*EXERCISE GOAL*. Copy every line that contains the string "JSON" from the entries below.

*WORKING DATA*.
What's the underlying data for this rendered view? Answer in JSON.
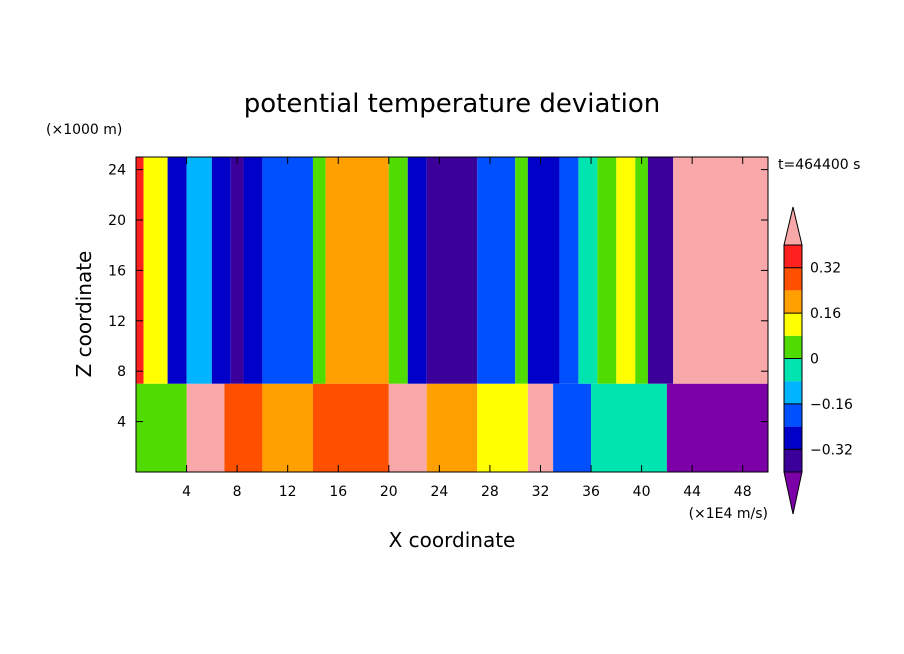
{
  "chart_data": {
    "type": "heatmap",
    "title": "potential temperature deviation",
    "xlabel": "X coordinate",
    "ylabel": "Z coordinate",
    "x_unit": "(×1E4 m/s)",
    "y_unit": "(×1000 m)",
    "time_label": "t=464400 s",
    "xlim": [
      0,
      50
    ],
    "ylim": [
      0,
      25
    ],
    "x_ticks": [
      4,
      8,
      12,
      16,
      20,
      24,
      28,
      32,
      36,
      40,
      44,
      48
    ],
    "y_ticks": [
      4,
      8,
      12,
      16,
      20,
      24
    ],
    "colorbar": {
      "levels": [
        -0.4,
        -0.32,
        -0.24,
        -0.16,
        -0.08,
        0,
        0.08,
        0.16,
        0.24,
        0.32,
        0.4
      ],
      "tick_labels": [
        "0.32",
        "0.16",
        "0",
        "−0.16",
        "−0.32"
      ],
      "tick_values": [
        0.32,
        0.16,
        0,
        -0.16,
        -0.32
      ],
      "colors": [
        "#7b00a8",
        "#3a0099",
        "#0000c8",
        "#0050ff",
        "#00b4ff",
        "#00e4b0",
        "#50dc00",
        "#ffff00",
        "#ffa000",
        "#ff5000",
        "#ff2020",
        "#f8a8a8"
      ]
    },
    "upper_layer_columns": [
      {
        "x0": 0,
        "x1": 0.6,
        "value": 0.36
      },
      {
        "x0": 0.6,
        "x1": 2.5,
        "value": 0.12
      },
      {
        "x0": 2.5,
        "x1": 4,
        "value": -0.28
      },
      {
        "x0": 4,
        "x1": 6,
        "value": -0.12
      },
      {
        "x0": 6,
        "x1": 7.5,
        "value": -0.28
      },
      {
        "x0": 7.5,
        "x1": 8.5,
        "value": -0.36
      },
      {
        "x0": 8.5,
        "x1": 10,
        "value": -0.28
      },
      {
        "x0": 10,
        "x1": 14,
        "value": -0.2
      },
      {
        "x0": 14,
        "x1": 15,
        "value": 0.04
      },
      {
        "x0": 15,
        "x1": 20,
        "value": 0.2
      },
      {
        "x0": 20,
        "x1": 21.5,
        "value": 0.04
      },
      {
        "x0": 21.5,
        "x1": 23,
        "value": -0.28
      },
      {
        "x0": 23,
        "x1": 27,
        "value": -0.36
      },
      {
        "x0": 27,
        "x1": 30,
        "value": -0.2
      },
      {
        "x0": 30,
        "x1": 31,
        "value": 0.04
      },
      {
        "x0": 31,
        "x1": 33.5,
        "value": -0.28
      },
      {
        "x0": 33.5,
        "x1": 35,
        "value": -0.2
      },
      {
        "x0": 35,
        "x1": 36.5,
        "value": -0.04
      },
      {
        "x0": 36.5,
        "x1": 38,
        "value": 0.04
      },
      {
        "x0": 38,
        "x1": 39.5,
        "value": 0.12
      },
      {
        "x0": 39.5,
        "x1": 40.5,
        "value": 0.04
      },
      {
        "x0": 40.5,
        "x1": 42.5,
        "value": -0.36
      },
      {
        "x0": 42.5,
        "x1": 50,
        "value": 0.5
      }
    ],
    "layer_boundary_z": 7,
    "lower_layer_columns": [
      {
        "x0": 0,
        "x1": 4,
        "value": 0.04
      },
      {
        "x0": 4,
        "x1": 7,
        "value": 0.5
      },
      {
        "x0": 7,
        "x1": 10,
        "value": 0.28
      },
      {
        "x0": 10,
        "x1": 14,
        "value": 0.2
      },
      {
        "x0": 14,
        "x1": 20,
        "value": 0.28
      },
      {
        "x0": 20,
        "x1": 23,
        "value": 0.5
      },
      {
        "x0": 23,
        "x1": 27,
        "value": 0.2
      },
      {
        "x0": 27,
        "x1": 31,
        "value": 0.12
      },
      {
        "x0": 31,
        "x1": 33,
        "value": 0.5
      },
      {
        "x0": 33,
        "x1": 36,
        "value": -0.2
      },
      {
        "x0": 36,
        "x1": 42,
        "value": -0.04
      },
      {
        "x0": 42,
        "x1": 50,
        "value": -0.5
      }
    ]
  }
}
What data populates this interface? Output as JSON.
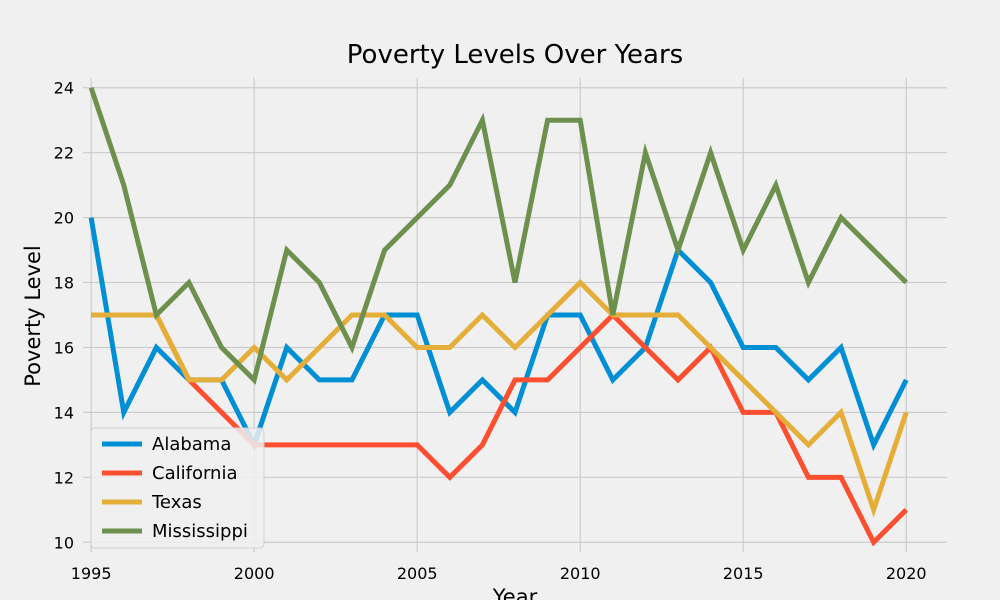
{
  "chart_data": {
    "type": "line",
    "title": "Poverty Levels Over Years",
    "xlabel": "Year",
    "ylabel": "Poverty Level",
    "x": [
      1995,
      1996,
      1997,
      1998,
      1999,
      2000,
      2001,
      2002,
      2003,
      2004,
      2005,
      2006,
      2007,
      2008,
      2009,
      2010,
      2011,
      2012,
      2013,
      2014,
      2015,
      2016,
      2017,
      2018,
      2019,
      2020
    ],
    "xlim": [
      1994.75,
      2021.25
    ],
    "ylim": [
      9.7,
      24.3
    ],
    "xticks": [
      1995,
      2000,
      2005,
      2010,
      2015,
      2020
    ],
    "yticks": [
      10,
      12,
      14,
      16,
      18,
      20,
      22,
      24
    ],
    "grid": true,
    "legend_position": "lower-left",
    "series": [
      {
        "name": "Alabama",
        "color": "#008fd5",
        "values": [
          20,
          14,
          16,
          15,
          15,
          13,
          16,
          15,
          15,
          17,
          17,
          14,
          15,
          14,
          17,
          17,
          15,
          16,
          19,
          18,
          16,
          16,
          15,
          16,
          13,
          15
        ]
      },
      {
        "name": "California",
        "color": "#fc4f30",
        "values": [
          17,
          17,
          17,
          15,
          14,
          13,
          13,
          13,
          13,
          13,
          13,
          12,
          13,
          15,
          15,
          16,
          17,
          16,
          15,
          16,
          14,
          14,
          12,
          12,
          10,
          11
        ]
      },
      {
        "name": "Texas",
        "color": "#e5ae38",
        "values": [
          17,
          17,
          17,
          15,
          15,
          16,
          15,
          16,
          17,
          17,
          16,
          16,
          17,
          16,
          17,
          18,
          17,
          17,
          17,
          16,
          15,
          14,
          13,
          14,
          11,
          14
        ]
      },
      {
        "name": "Mississippi",
        "color": "#6d904f",
        "values": [
          24,
          21,
          17,
          18,
          16,
          15,
          19,
          18,
          16,
          19,
          20,
          21,
          23,
          18,
          23,
          23,
          17,
          22,
          19,
          22,
          19,
          21,
          18,
          20,
          19,
          18
        ]
      }
    ]
  }
}
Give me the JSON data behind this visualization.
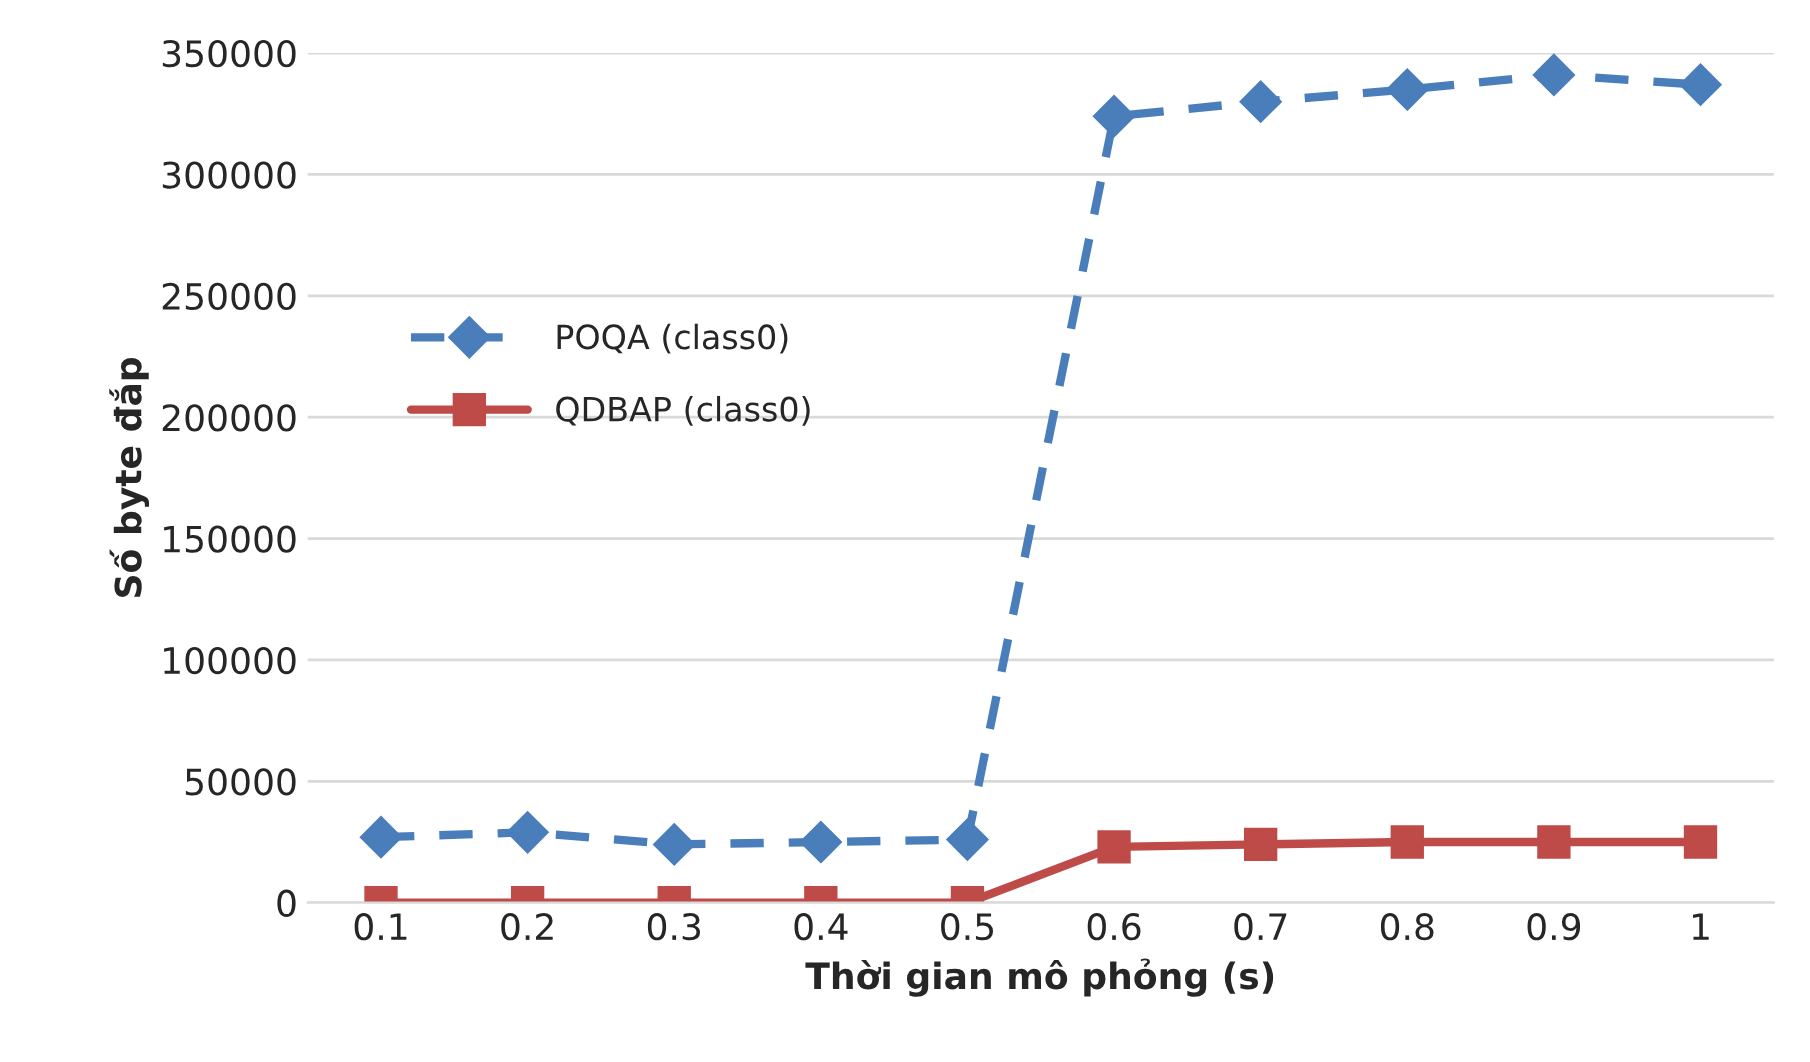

*TASK RESPONSE*.
What's the underlying data for this rendered view? Answer in JSON.
What data populates this interface? Output as JSON.
Give me the JSON data behind this visualization.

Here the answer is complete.